[START Data for the task]
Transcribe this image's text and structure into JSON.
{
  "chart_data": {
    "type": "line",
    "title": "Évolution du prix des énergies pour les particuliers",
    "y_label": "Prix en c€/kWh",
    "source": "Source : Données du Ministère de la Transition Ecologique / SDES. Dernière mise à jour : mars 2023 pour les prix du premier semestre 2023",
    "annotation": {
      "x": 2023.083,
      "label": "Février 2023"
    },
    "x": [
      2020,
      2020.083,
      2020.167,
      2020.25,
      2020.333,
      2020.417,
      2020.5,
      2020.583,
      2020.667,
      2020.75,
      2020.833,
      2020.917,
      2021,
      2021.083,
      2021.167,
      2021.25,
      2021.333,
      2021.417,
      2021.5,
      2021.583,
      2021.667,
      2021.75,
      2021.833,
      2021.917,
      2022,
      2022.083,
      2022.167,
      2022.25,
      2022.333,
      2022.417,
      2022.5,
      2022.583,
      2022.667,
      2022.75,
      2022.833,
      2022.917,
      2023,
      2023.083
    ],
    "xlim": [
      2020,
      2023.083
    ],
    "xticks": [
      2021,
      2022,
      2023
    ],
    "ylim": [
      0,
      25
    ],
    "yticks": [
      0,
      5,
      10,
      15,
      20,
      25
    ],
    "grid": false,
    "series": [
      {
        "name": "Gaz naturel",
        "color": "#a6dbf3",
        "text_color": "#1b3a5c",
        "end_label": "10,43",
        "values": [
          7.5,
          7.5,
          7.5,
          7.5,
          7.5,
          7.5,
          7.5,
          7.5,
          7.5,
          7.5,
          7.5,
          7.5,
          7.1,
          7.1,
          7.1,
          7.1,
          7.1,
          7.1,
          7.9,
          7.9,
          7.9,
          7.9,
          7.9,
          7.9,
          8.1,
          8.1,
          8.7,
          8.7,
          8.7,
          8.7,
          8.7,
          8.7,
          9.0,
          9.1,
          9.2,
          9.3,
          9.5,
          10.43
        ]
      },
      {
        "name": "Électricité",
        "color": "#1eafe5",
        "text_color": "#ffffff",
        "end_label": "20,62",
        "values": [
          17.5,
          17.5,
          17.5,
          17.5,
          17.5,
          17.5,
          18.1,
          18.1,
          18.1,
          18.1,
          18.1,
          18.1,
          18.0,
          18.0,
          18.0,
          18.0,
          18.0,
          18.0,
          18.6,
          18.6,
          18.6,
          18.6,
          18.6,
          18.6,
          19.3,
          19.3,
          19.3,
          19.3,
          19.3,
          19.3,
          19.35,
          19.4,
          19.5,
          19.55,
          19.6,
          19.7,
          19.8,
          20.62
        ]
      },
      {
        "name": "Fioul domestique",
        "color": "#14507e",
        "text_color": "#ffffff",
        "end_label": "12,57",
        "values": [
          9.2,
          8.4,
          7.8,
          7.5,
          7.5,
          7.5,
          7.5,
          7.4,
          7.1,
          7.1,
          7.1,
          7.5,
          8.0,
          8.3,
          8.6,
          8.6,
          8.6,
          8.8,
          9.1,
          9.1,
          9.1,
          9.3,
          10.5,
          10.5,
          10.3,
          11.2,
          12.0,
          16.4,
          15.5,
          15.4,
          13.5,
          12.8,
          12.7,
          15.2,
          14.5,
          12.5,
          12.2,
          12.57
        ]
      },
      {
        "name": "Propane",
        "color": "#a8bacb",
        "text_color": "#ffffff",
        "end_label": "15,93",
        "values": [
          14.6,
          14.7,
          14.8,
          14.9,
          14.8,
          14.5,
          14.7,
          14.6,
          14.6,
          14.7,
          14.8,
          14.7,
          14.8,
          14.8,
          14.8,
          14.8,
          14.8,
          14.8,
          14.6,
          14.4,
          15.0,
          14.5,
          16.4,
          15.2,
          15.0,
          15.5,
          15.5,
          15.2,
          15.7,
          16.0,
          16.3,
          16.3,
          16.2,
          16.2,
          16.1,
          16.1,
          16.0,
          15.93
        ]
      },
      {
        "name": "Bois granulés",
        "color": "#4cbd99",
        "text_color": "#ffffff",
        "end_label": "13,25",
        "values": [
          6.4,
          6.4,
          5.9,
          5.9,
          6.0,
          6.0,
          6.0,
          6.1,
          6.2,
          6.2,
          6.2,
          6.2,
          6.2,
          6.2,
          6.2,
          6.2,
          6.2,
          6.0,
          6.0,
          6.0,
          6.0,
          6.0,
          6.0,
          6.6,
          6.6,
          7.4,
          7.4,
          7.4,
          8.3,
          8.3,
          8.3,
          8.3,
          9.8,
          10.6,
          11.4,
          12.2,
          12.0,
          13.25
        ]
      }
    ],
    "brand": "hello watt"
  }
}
[END Data for the task]
Problem details
Return each line of the data exactly as written above.

Solution
Transcribe this image's text and structure into JSON.
{
  "chart_data": {
    "type": "line",
    "title": "Évolution du prix des énergies pour les particuliers",
    "y_label": "Prix en c€/kWh",
    "source": "Source : Données du Ministère de la Transition Ecologique / SDES. Dernière mise à jour : mars 2023 pour les prix du premier semestre 2023",
    "annotation": {
      "x": 2023.083,
      "label": "Février 2023"
    },
    "x": [
      2020,
      2020.083,
      2020.167,
      2020.25,
      2020.333,
      2020.417,
      2020.5,
      2020.583,
      2020.667,
      2020.75,
      2020.833,
      2020.917,
      2021,
      2021.083,
      2021.167,
      2021.25,
      2021.333,
      2021.417,
      2021.5,
      2021.583,
      2021.667,
      2021.75,
      2021.833,
      2021.917,
      2022,
      2022.083,
      2022.167,
      2022.25,
      2022.333,
      2022.417,
      2022.5,
      2022.583,
      2022.667,
      2022.75,
      2022.833,
      2022.917,
      2023,
      2023.083
    ],
    "xlim": [
      2020,
      2023.083
    ],
    "xticks": [
      2021,
      2022,
      2023
    ],
    "ylim": [
      0,
      25
    ],
    "yticks": [
      0,
      5,
      10,
      15,
      20,
      25
    ],
    "grid": false,
    "series": [
      {
        "name": "Gaz naturel",
        "color": "#a6dbf3",
        "text_color": "#1b3a5c",
        "end_label": "10,43",
        "values": [
          7.5,
          7.5,
          7.5,
          7.5,
          7.5,
          7.5,
          7.5,
          7.5,
          7.5,
          7.5,
          7.5,
          7.5,
          7.1,
          7.1,
          7.1,
          7.1,
          7.1,
          7.1,
          7.9,
          7.9,
          7.9,
          7.9,
          7.9,
          7.9,
          8.1,
          8.1,
          8.7,
          8.7,
          8.7,
          8.7,
          8.7,
          8.7,
          9.0,
          9.1,
          9.2,
          9.3,
          9.5,
          10.43
        ]
      },
      {
        "name": "Électricité",
        "color": "#1eafe5",
        "text_color": "#ffffff",
        "end_label": "20,62",
        "values": [
          17.5,
          17.5,
          17.5,
          17.5,
          17.5,
          17.5,
          18.1,
          18.1,
          18.1,
          18.1,
          18.1,
          18.1,
          18.0,
          18.0,
          18.0,
          18.0,
          18.0,
          18.0,
          18.6,
          18.6,
          18.6,
          18.6,
          18.6,
          18.6,
          19.3,
          19.3,
          19.3,
          19.3,
          19.3,
          19.3,
          19.35,
          19.4,
          19.5,
          19.55,
          19.6,
          19.7,
          19.8,
          20.62
        ]
      },
      {
        "name": "Fioul domestique",
        "color": "#14507e",
        "text_color": "#ffffff",
        "end_label": "12,57",
        "values": [
          9.2,
          8.4,
          7.8,
          7.5,
          7.5,
          7.5,
          7.5,
          7.4,
          7.1,
          7.1,
          7.1,
          7.5,
          8.0,
          8.3,
          8.6,
          8.6,
          8.6,
          8.8,
          9.1,
          9.1,
          9.1,
          9.3,
          10.5,
          10.5,
          10.3,
          11.2,
          12.0,
          16.4,
          15.5,
          15.4,
          13.5,
          12.8,
          12.7,
          15.2,
          14.5,
          12.5,
          12.2,
          12.57
        ]
      },
      {
        "name": "Propane",
        "color": "#a8bacb",
        "text_color": "#ffffff",
        "end_label": "15,93",
        "values": [
          14.6,
          14.7,
          14.8,
          14.9,
          14.8,
          14.5,
          14.7,
          14.6,
          14.6,
          14.7,
          14.8,
          14.7,
          14.8,
          14.8,
          14.8,
          14.8,
          14.8,
          14.8,
          14.6,
          14.4,
          15.0,
          14.5,
          16.4,
          15.2,
          15.0,
          15.5,
          15.5,
          15.2,
          15.7,
          16.0,
          16.3,
          16.3,
          16.2,
          16.2,
          16.1,
          16.1,
          16.0,
          15.93
        ]
      },
      {
        "name": "Bois granulés",
        "color": "#4cbd99",
        "text_color": "#ffffff",
        "end_label": "13,25",
        "values": [
          6.4,
          6.4,
          5.9,
          5.9,
          6.0,
          6.0,
          6.0,
          6.1,
          6.2,
          6.2,
          6.2,
          6.2,
          6.2,
          6.2,
          6.2,
          6.2,
          6.2,
          6.0,
          6.0,
          6.0,
          6.0,
          6.0,
          6.0,
          6.6,
          6.6,
          7.4,
          7.4,
          7.4,
          8.3,
          8.3,
          8.3,
          8.3,
          9.8,
          10.6,
          11.4,
          12.2,
          12.0,
          13.25
        ]
      }
    ],
    "brand": "hello watt"
  }
}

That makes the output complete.